(YOUR OBJECTIVE):
All lines in the data that hold the word "Lucius" need copying.

(EXERCISE INPUT):
/---

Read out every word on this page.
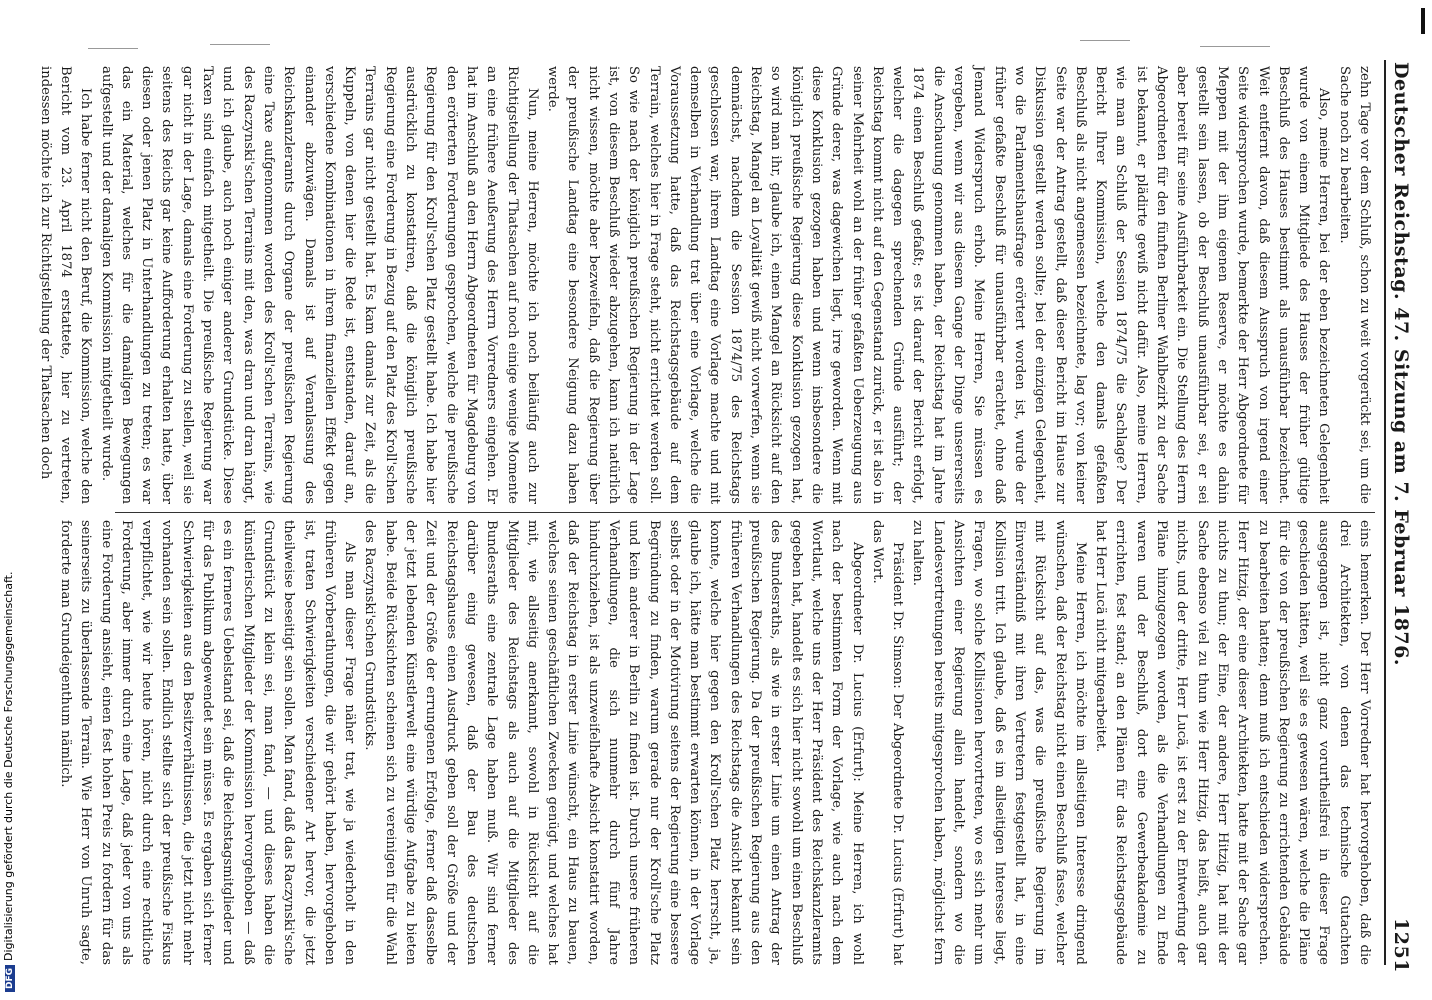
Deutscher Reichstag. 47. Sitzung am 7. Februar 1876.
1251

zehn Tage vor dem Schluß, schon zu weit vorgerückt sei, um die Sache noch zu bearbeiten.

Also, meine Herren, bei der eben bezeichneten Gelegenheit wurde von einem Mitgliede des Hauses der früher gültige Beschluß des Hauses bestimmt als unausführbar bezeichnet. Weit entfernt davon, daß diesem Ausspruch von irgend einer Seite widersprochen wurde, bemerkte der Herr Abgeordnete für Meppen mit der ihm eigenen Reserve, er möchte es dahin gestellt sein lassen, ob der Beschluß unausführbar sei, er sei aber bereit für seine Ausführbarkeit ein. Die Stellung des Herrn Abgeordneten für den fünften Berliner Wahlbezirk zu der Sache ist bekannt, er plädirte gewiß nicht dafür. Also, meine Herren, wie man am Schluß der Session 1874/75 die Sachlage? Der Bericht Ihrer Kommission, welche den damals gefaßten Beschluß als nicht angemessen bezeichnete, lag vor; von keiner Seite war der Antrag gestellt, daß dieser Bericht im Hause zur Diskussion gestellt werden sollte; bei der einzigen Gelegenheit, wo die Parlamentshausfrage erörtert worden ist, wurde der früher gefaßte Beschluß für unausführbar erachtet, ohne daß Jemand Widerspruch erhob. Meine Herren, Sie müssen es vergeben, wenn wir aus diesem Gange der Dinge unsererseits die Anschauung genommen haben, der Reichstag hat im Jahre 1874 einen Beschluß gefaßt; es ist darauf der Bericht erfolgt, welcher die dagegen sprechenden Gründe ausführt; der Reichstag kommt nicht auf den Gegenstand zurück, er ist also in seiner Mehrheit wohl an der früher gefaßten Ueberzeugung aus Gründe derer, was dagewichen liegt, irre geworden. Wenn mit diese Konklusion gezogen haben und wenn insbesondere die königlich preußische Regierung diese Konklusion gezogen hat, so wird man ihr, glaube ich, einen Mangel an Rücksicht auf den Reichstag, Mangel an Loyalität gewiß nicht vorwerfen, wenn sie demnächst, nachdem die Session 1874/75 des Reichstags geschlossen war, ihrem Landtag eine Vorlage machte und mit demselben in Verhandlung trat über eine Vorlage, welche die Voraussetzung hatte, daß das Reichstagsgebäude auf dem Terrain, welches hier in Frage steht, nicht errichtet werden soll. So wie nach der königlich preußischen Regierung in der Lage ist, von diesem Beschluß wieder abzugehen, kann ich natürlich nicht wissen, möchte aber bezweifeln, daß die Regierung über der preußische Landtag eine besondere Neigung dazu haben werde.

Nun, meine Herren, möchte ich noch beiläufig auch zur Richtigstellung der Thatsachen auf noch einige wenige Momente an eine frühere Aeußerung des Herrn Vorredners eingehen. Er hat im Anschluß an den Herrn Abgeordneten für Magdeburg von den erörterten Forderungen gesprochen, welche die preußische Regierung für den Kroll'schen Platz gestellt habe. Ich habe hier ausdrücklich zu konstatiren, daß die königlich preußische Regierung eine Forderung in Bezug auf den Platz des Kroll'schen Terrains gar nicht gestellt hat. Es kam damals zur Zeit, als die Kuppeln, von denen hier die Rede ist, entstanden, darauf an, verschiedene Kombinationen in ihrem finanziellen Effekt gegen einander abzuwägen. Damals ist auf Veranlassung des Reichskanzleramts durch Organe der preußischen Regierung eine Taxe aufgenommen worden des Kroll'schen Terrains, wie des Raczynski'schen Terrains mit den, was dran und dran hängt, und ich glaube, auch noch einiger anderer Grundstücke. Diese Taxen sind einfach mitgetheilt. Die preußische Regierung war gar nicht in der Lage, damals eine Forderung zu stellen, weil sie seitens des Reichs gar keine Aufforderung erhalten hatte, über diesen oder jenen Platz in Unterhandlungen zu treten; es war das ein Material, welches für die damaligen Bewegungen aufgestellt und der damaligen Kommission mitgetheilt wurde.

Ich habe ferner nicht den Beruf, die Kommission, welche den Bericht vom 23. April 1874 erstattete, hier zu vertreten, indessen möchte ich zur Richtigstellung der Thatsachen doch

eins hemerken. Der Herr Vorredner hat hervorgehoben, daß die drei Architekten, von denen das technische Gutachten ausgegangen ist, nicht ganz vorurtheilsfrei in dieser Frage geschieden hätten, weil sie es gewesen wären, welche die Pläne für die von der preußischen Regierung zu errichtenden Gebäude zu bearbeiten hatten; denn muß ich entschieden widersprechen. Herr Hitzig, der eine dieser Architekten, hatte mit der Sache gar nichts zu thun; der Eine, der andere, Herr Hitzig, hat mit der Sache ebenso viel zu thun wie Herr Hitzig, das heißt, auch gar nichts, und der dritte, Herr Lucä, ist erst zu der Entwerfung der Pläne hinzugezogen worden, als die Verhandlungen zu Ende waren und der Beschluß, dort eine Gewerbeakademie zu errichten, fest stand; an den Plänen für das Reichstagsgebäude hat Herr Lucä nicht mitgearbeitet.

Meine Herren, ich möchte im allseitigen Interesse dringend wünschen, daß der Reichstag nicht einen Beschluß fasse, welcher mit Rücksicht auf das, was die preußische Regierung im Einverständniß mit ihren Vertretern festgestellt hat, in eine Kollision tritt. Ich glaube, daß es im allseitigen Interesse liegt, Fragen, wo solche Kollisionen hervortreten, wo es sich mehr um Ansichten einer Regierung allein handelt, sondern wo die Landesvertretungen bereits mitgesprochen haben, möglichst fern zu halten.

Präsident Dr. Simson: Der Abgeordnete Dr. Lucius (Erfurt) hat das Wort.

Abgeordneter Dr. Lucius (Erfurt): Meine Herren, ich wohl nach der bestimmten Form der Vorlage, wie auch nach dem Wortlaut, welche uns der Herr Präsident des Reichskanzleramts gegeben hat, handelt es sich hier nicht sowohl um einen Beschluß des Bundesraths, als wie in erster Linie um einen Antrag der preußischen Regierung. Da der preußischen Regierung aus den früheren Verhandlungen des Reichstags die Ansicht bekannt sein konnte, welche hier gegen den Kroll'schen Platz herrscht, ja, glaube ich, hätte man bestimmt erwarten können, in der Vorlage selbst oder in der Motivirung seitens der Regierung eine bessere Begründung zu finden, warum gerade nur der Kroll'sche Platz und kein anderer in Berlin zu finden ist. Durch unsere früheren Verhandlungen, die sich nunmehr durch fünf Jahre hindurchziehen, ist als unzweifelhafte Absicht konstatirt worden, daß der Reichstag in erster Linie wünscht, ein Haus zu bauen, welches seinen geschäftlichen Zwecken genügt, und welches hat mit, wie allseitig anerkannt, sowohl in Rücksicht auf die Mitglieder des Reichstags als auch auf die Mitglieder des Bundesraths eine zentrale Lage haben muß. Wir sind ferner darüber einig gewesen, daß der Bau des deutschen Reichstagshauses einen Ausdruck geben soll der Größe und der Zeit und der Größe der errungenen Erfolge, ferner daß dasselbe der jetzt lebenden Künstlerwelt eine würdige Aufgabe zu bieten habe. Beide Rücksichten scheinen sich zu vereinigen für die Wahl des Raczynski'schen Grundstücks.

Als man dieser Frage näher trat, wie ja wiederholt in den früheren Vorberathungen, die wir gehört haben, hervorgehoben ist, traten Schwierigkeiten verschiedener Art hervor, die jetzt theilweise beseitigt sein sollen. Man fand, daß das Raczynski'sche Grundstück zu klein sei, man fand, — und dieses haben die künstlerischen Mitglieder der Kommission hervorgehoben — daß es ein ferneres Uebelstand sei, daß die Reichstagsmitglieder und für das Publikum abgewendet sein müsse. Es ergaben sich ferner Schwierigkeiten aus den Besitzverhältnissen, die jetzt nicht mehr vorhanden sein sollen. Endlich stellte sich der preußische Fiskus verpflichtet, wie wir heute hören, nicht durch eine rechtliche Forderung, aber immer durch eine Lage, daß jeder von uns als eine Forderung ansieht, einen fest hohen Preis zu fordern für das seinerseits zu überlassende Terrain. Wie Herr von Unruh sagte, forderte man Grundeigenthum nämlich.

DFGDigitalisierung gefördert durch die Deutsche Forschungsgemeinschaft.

\---

(TASK RESULT):
Präsident Dr. Simson: Der Abgeordnete Dr. Lucius (Erfurt) hat das Wort.
Abgeordneter Dr. Lucius (Erfurt): Meine Herren, ich wohl nach der bestimmten Form der Vorlage, wie auch nach dem Wortlaut, welche uns der Herr Präsident des Reichskanzleramts gegeben hat, handelt es sich hier nicht sowohl um einen Beschluß des Bundesraths, als wie in erster Linie um einen Antrag der preußischen Regierung. Da der preußischen Regierung aus den früheren Verhandlungen des Reichstags die Ansicht bekannt sein konnte, welche hier gegen den Kroll'schen Platz herrscht, ja, glaube ich, hätte man bestimmt erwarten können, in der Vorlage selbst oder in der Motivirung seitens der Regierung eine bessere Begründung zu finden, warum gerade nur der Kroll'sche Platz und kein anderer in Berlin zu finden ist. Durch unsere früheren Verhandlungen, die sich nunmehr durch fünf Jahre hindurchziehen, ist als unzweifelhafte Absicht konstatirt worden, daß der Reichstag in erster Linie wünscht, ein Haus zu bauen, welches seinen geschäftlichen Zwecken genügt, und welches hat mit, wie allseitig anerkannt, sowohl in Rücksicht auf die Mitglieder des Reichstags als auch auf die Mitglieder des Bundesraths eine zentrale Lage haben muß. Wir sind ferner darüber einig gewesen, daß der Bau des deutschen Reichstagshauses einen Ausdruck geben soll der Größe und der Zeit und der Größe der errungenen Erfolge, ferner daß dasselbe der jetzt lebenden Künstlerwelt eine würdige Aufgabe zu bieten habe. Beide Rücksichten scheinen sich zu vereinigen für die Wahl des Raczynski'schen Grundstücks.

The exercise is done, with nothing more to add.